* _Given task_
Write out the full set of records exactly. Any pictures in them do not belong in the copy.

+--

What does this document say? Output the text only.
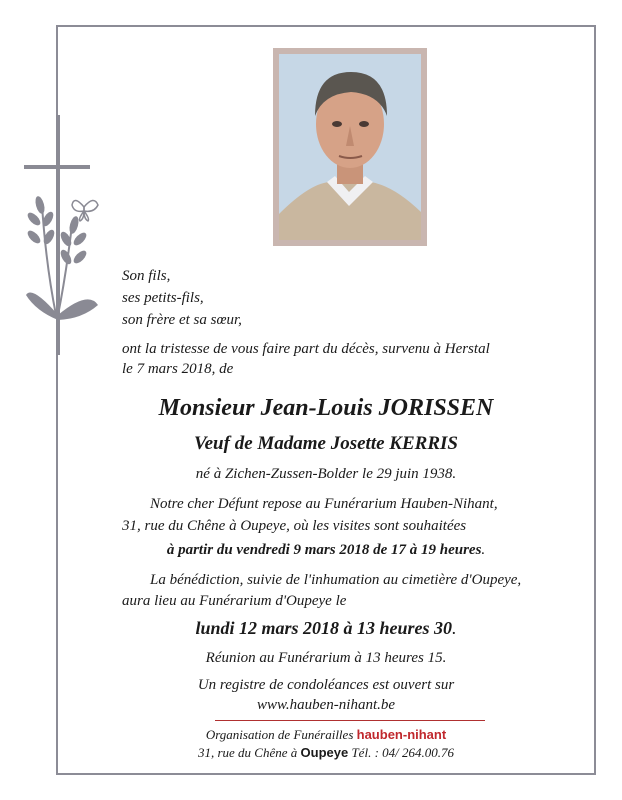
Son fils,
ses petits-fils,
son frère et sa sœur,
ont la tristesse de vous faire part du décès, survenu à Herstal
le 7 mars 2018, de
Monsieur Jean-Louis JORISSEN
Veuf de Madame Josette KERRIS
né à Zichen-Zussen-Bolder le 29 juin 1938.
Notre cher Défunt repose au Funérarium Hauben-Nihant,
31, rue du Chêne à Oupeye, où les visites sont souhaitées
à partir du vendredi 9 mars 2018 de 17 à 19 heures.
La bénédiction, suivie de l'inhumation au cimetière d'Oupeye,
aura lieu au Funérarium d'Oupeye le
lundi 12 mars 2018 à 13 heures 30.
Réunion au Funérarium à 13 heures 15.
Un registre de condoléances est ouvert sur
www.hauben-nihant.be
Organisation de Funérailles hauben-nihant
31, rue du Chêne à Oupeye Tél. : 04/ 264.00.76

+--

* _Solution to the problem_
What does this document say? Output the text only.
Son fils,
ses petits-fils,
son frère et sa sœur,
ont la tristesse de vous faire part du décès, survenu à Herstal
le 7 mars 2018, de
Monsieur Jean-Louis JORISSEN
Veuf de Madame Josette KERRIS
né à Zichen-Zussen-Bolder le 29 juin 1938.
Notre cher Défunt repose au Funérarium Hauben-Nihant,
31, rue du Chêne à Oupeye, où les visites sont souhaitées
à partir du vendredi 9 mars 2018 de 17 à 19 heures.
La bénédiction, suivie de l'inhumation au cimetière d'Oupeye,
aura lieu au Funérarium d'Oupeye le
lundi 12 mars 2018 à 13 heures 30.
Réunion au Funérarium à 13 heures 15.
Un registre de condoléances est ouvert sur
www.hauben-nihant.be
Organisation de Funérailles hauben-nihant
31, rue du Chêne à Oupeye Tél. : 04/ 264.00.76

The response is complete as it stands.